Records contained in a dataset
----------------------------------------
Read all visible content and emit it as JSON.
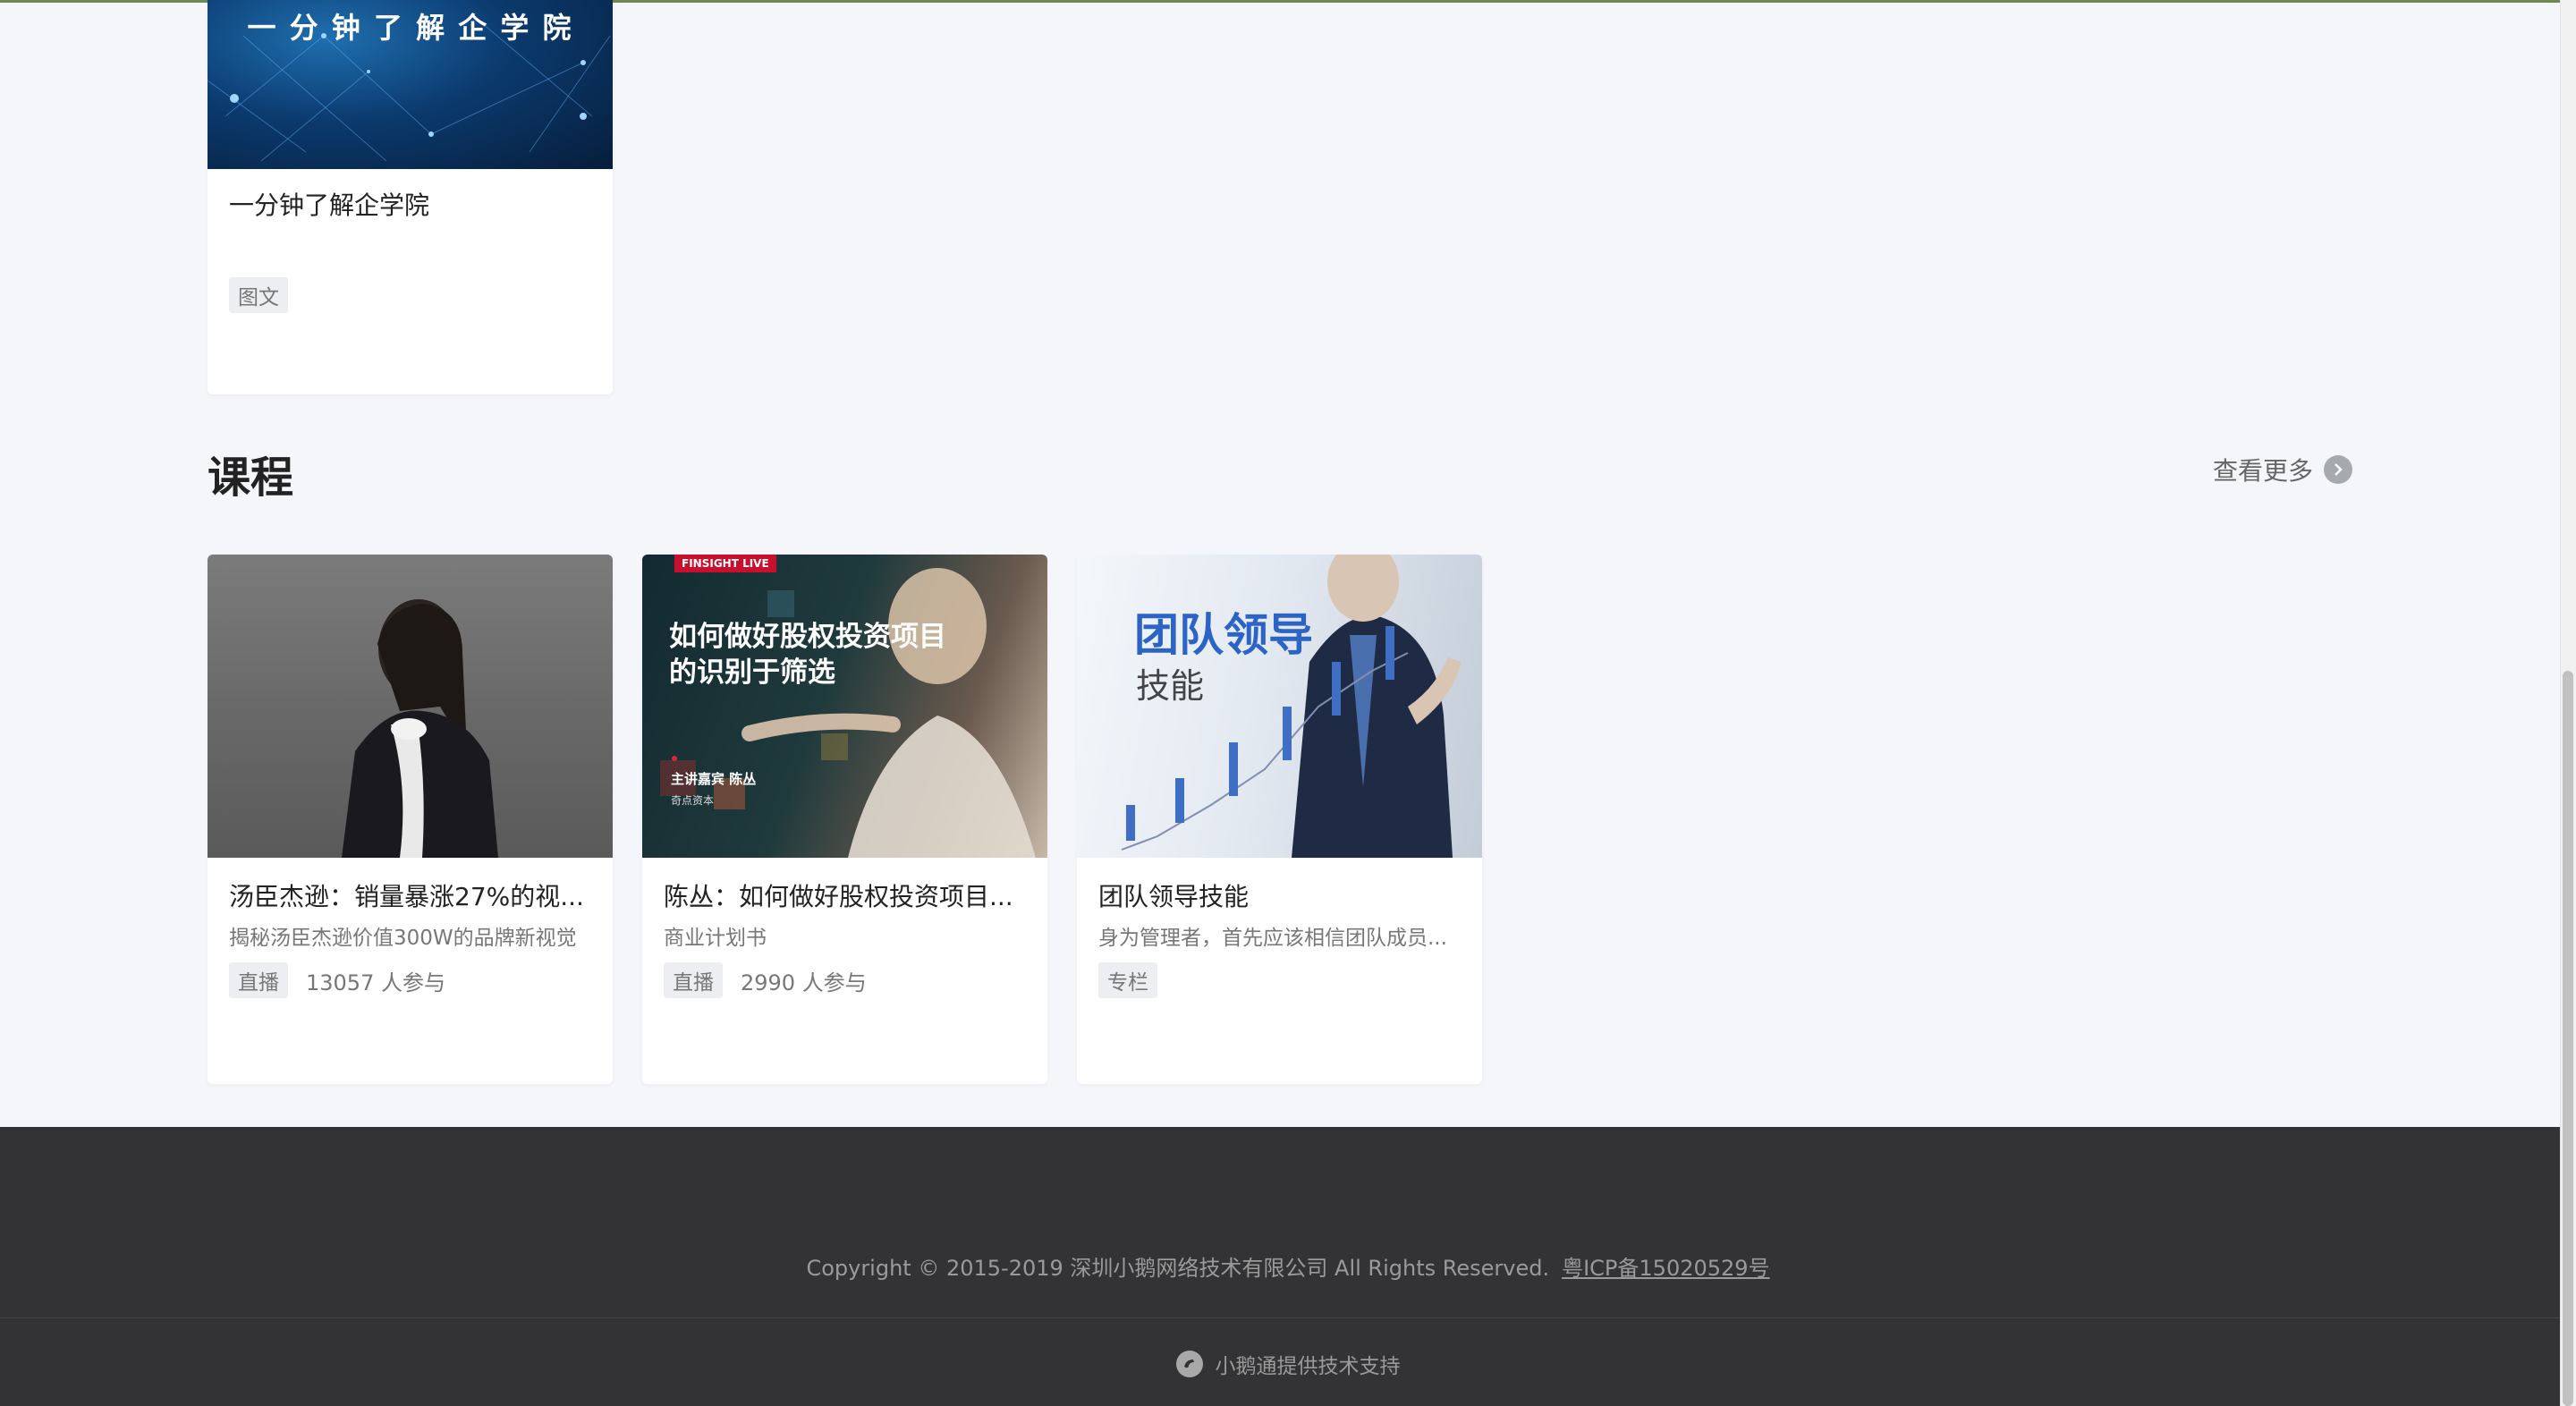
{
  "intro_card": {
    "banner_text": "一 分 钟 了 解 企 学 院",
    "title": "一分钟了解企学院",
    "tag": "图文"
  },
  "section": {
    "title": "课程",
    "more_label": "查看更多"
  },
  "courses": [
    {
      "title": "汤臣杰逊：销量暴涨27%的视...",
      "subtitle": "揭秘汤臣杰逊价值300W的品牌新视觉",
      "tag": "直播",
      "count": "13057 人参与"
    },
    {
      "title": "陈丛：如何做好股权投资项目...",
      "subtitle": "商业计划书",
      "tag": "直播",
      "count": "2990 人参与",
      "thumb": {
        "badge": "FINSIGHT LIVE",
        "headline_1": "如何做好股权投资项目",
        "headline_2": "的识别于筛选",
        "host": "主讲嘉宾 陈丛",
        "org": "奇点资本"
      }
    },
    {
      "title": "团队领导技能",
      "subtitle": "身为管理者，首先应该相信团队成员...",
      "tag": "专栏",
      "thumb": {
        "headline_1": "团队领导",
        "headline_2": "技能"
      }
    }
  ],
  "footer": {
    "copyright": "Copyright © 2015-2019 深圳小鹅网络技术有限公司 All Rights Reserved.",
    "icp": "粤ICP备15020529号",
    "support": "小鹅通提供技术支持"
  },
  "colors": {
    "page_bg": "#f4f6fa",
    "footer_bg": "#333335",
    "tag_bg": "#eceef1"
  }
}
----------------------------------------
Objective: Transcribe all of the material exactly, leaving out whatever pictures it contains.

Solution to this task:
Read all visible content and emit it as JSON.
{
  "intro_card": {
    "banner_text": "一 分 钟 了 解 企 学 院",
    "title": "一分钟了解企学院",
    "tag": "图文"
  },
  "section": {
    "title": "课程",
    "more_label": "查看更多"
  },
  "courses": [
    {
      "title": "汤臣杰逊：销量暴涨27%的视...",
      "subtitle": "揭秘汤臣杰逊价值300W的品牌新视觉",
      "tag": "直播",
      "count": "13057 人参与"
    },
    {
      "title": "陈丛：如何做好股权投资项目...",
      "subtitle": "商业计划书",
      "tag": "直播",
      "count": "2990 人参与",
      "thumb": {
        "badge": "FINSIGHT LIVE",
        "headline_1": "如何做好股权投资项目",
        "headline_2": "的识别于筛选",
        "host": "主讲嘉宾 陈丛",
        "org": "奇点资本"
      }
    },
    {
      "title": "团队领导技能",
      "subtitle": "身为管理者，首先应该相信团队成员...",
      "tag": "专栏",
      "thumb": {
        "headline_1": "团队领导",
        "headline_2": "技能"
      }
    }
  ],
  "footer": {
    "copyright": "Copyright © 2015-2019 深圳小鹅网络技术有限公司 All Rights Reserved.",
    "icp": "粤ICP备15020529号",
    "support": "小鹅通提供技术支持"
  },
  "colors": {
    "page_bg": "#f4f6fa",
    "footer_bg": "#333335",
    "tag_bg": "#eceef1"
  }
}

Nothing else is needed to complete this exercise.